--- begin DATA TO USE ---

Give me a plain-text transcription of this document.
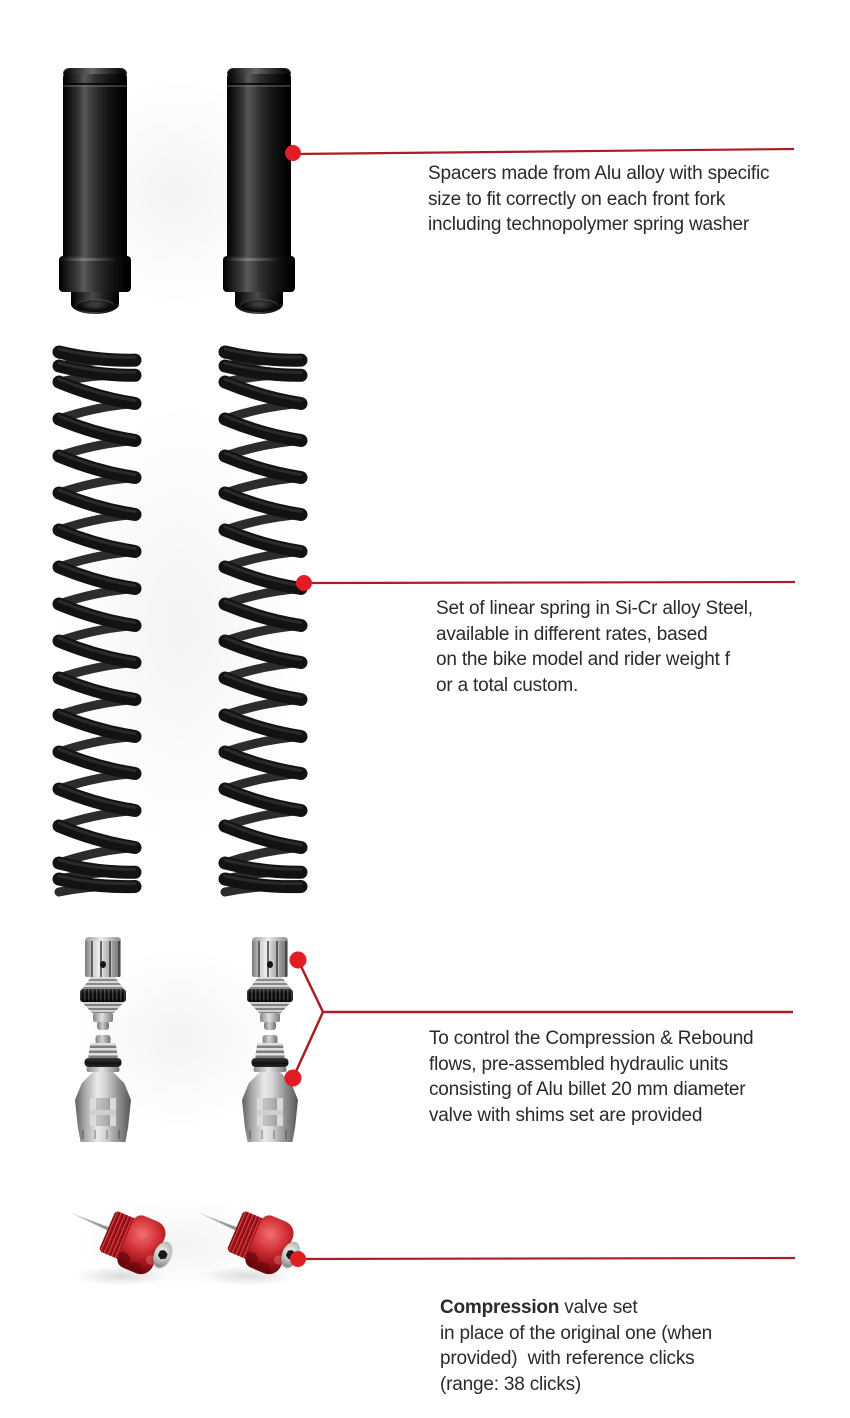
Spacers made from Alu alloy with specific
size to fit correctly on each front fork
including technopolymer spring washer
Set of linear spring in Si-Cr alloy Steel,
available in different rates, based
on the bike model and rider weight f
or a total custom.
To control the Compression & Rebound
flows, pre-assembled hydraulic units
consisting of Alu billet 20 mm diameter
valve with shims set are provided
Compression valve set
in place of the original one (when
provided)  with reference clicks
(range: 38 clicks)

--- end DATA TO USE ---

▶ [GIVEN EXERCISE]
Pictures stay out; repeat all the rest of the records exactly.

▶ [PROBLEM SOLUTION]
Give me a plain-text transcription of this document.
Spacers made from Alu alloy with specific
size to fit correctly on each front fork
including technopolymer spring washer
Set of linear spring in Si-Cr alloy Steel,
available in different rates, based
on the bike model and rider weight f
or a total custom.
To control the Compression & Rebound
flows, pre-assembled hydraulic units
consisting of Alu billet 20 mm diameter
valve with shims set are provided
Compression valve set
in place of the original one (when
provided)  with reference clicks
(range: 38 clicks)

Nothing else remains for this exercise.